--- START ---

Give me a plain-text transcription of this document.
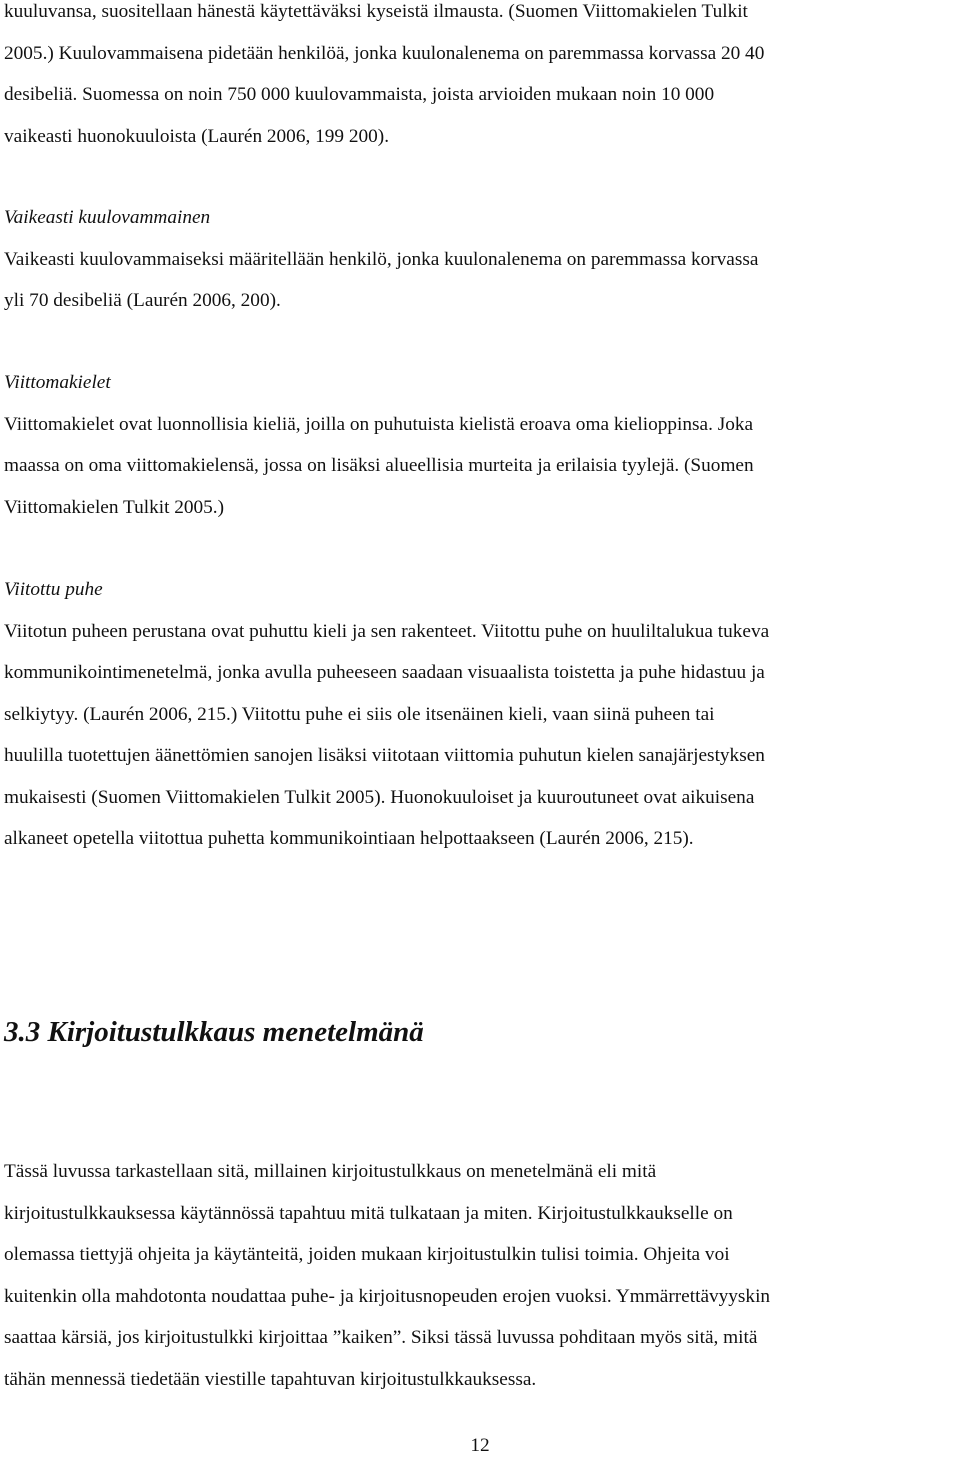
kuuluvansa, suositellaan hänestä käytettäväksi kyseistä ilmausta. (Suomen Viittomakielen Tulkit
2005.) Kuulovammaisena pidetään henkilöä, jonka kuulonalenema on paremmassa korvassa 20 40
desibeliä. Suomessa on noin 750 000 kuulovammaista, joista arvioiden mukaan noin 10 000
vaikeasti huonokuuloista (Laurén 2006, 199 200).
Vaikeasti kuulovammainen
Vaikeasti kuulovammaiseksi määritellään henkilö, jonka kuulonalenema on paremmassa korvassa
yli 70 desibeliä (Laurén 2006, 200).
Viittomakielet
Viittomakielet ovat luonnollisia kieliä, joilla on puhutuista kielistä eroava oma kielioppinsa. Joka
maassa on oma viittomakielensä, jossa on lisäksi alueellisia murteita ja erilaisia tyylejä. (Suomen
Viittomakielen Tulkit 2005.)
Viitottu puhe
Viitotun puheen perustana ovat puhuttu kieli ja sen rakenteet. Viitottu puhe on huuliltalukua tukeva
kommunikointimenetelmä, jonka avulla puheeseen saadaan visuaalista toistetta ja puhe hidastuu ja
selkiytyy. (Laurén 2006, 215.) Viitottu puhe ei siis ole itsenäinen kieli, vaan siinä puheen tai
huulilla tuotettujen äänettömien sanojen lisäksi viitotaan viittomia puhutun kielen sanajärjestyksen
mukaisesti (Suomen Viittomakielen Tulkit 2005). Huonokuuloiset ja kuuroutuneet ovat aikuisena
alkaneet opetella viitottua puhetta kommunikointiaan helpottaakseen (Laurén 2006, 215).
3.3 Kirjoitustulkkaus menetelmänä
Tässä luvussa tarkastellaan sitä, millainen kirjoitustulkkaus on menetelmänä eli mitä
kirjoitustulkkauksessa käytännössä tapahtuu mitä tulkataan ja miten. Kirjoitustulkkaukselle on
olemassa tiettyjä ohjeita ja käytänteitä, joiden mukaan kirjoitustulkin tulisi toimia. Ohjeita voi
kuitenkin olla mahdotonta noudattaa puhe- ja kirjoitusnopeuden erojen vuoksi. Ymmärrettävyyskin
saattaa kärsiä, jos kirjoitustulkki kirjoittaa ”kaiken”. Siksi tässä luvussa pohditaan myös sitä, mitä
tähän mennessä tiedetään viestille tapahtuvan kirjoitustulkkauksessa.
12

--- END ---

_Problem statement:_ Reproduce the whole listing exactly, but not the images in it.

_Task solution:_
Give me a plain-text transcription of this document.
kuuluvansa, suositellaan hänestä käytettäväksi kyseistä ilmausta. (Suomen Viittomakielen Tulkit
2005.) Kuulovammaisena pidetään henkilöä, jonka kuulonalenema on paremmassa korvassa 20 40
desibeliä. Suomessa on noin 750 000 kuulovammaista, joista arvioiden mukaan noin 10 000
vaikeasti huonokuuloista (Laurén 2006, 199 200).
Vaikeasti kuulovammainen
Vaikeasti kuulovammaiseksi määritellään henkilö, jonka kuulonalenema on paremmassa korvassa
yli 70 desibeliä (Laurén 2006, 200).
Viittomakielet
Viittomakielet ovat luonnollisia kieliä, joilla on puhutuista kielistä eroava oma kielioppinsa. Joka
maassa on oma viittomakielensä, jossa on lisäksi alueellisia murteita ja erilaisia tyylejä. (Suomen
Viittomakielen Tulkit 2005.)
Viitottu puhe
Viitotun puheen perustana ovat puhuttu kieli ja sen rakenteet. Viitottu puhe on huuliltalukua tukeva
kommunikointimenetelmä, jonka avulla puheeseen saadaan visuaalista toistetta ja puhe hidastuu ja
selkiytyy. (Laurén 2006, 215.) Viitottu puhe ei siis ole itsenäinen kieli, vaan siinä puheen tai
huulilla tuotettujen äänettömien sanojen lisäksi viitotaan viittomia puhutun kielen sanajärjestyksen
mukaisesti (Suomen Viittomakielen Tulkit 2005). Huonokuuloiset ja kuuroutuneet ovat aikuisena
alkaneet opetella viitottua puhetta kommunikointiaan helpottaakseen (Laurén 2006, 215).
3.3 Kirjoitustulkkaus menetelmänä
Tässä luvussa tarkastellaan sitä, millainen kirjoitustulkkaus on menetelmänä eli mitä
kirjoitustulkkauksessa käytännössä tapahtuu mitä tulkataan ja miten. Kirjoitustulkkaukselle on
olemassa tiettyjä ohjeita ja käytänteitä, joiden mukaan kirjoitustulkin tulisi toimia. Ohjeita voi
kuitenkin olla mahdotonta noudattaa puhe- ja kirjoitusnopeuden erojen vuoksi. Ymmärrettävyyskin
saattaa kärsiä, jos kirjoitustulkki kirjoittaa ”kaiken”. Siksi tässä luvussa pohditaan myös sitä, mitä
tähän mennessä tiedetään viestille tapahtuvan kirjoitustulkkauksessa.
12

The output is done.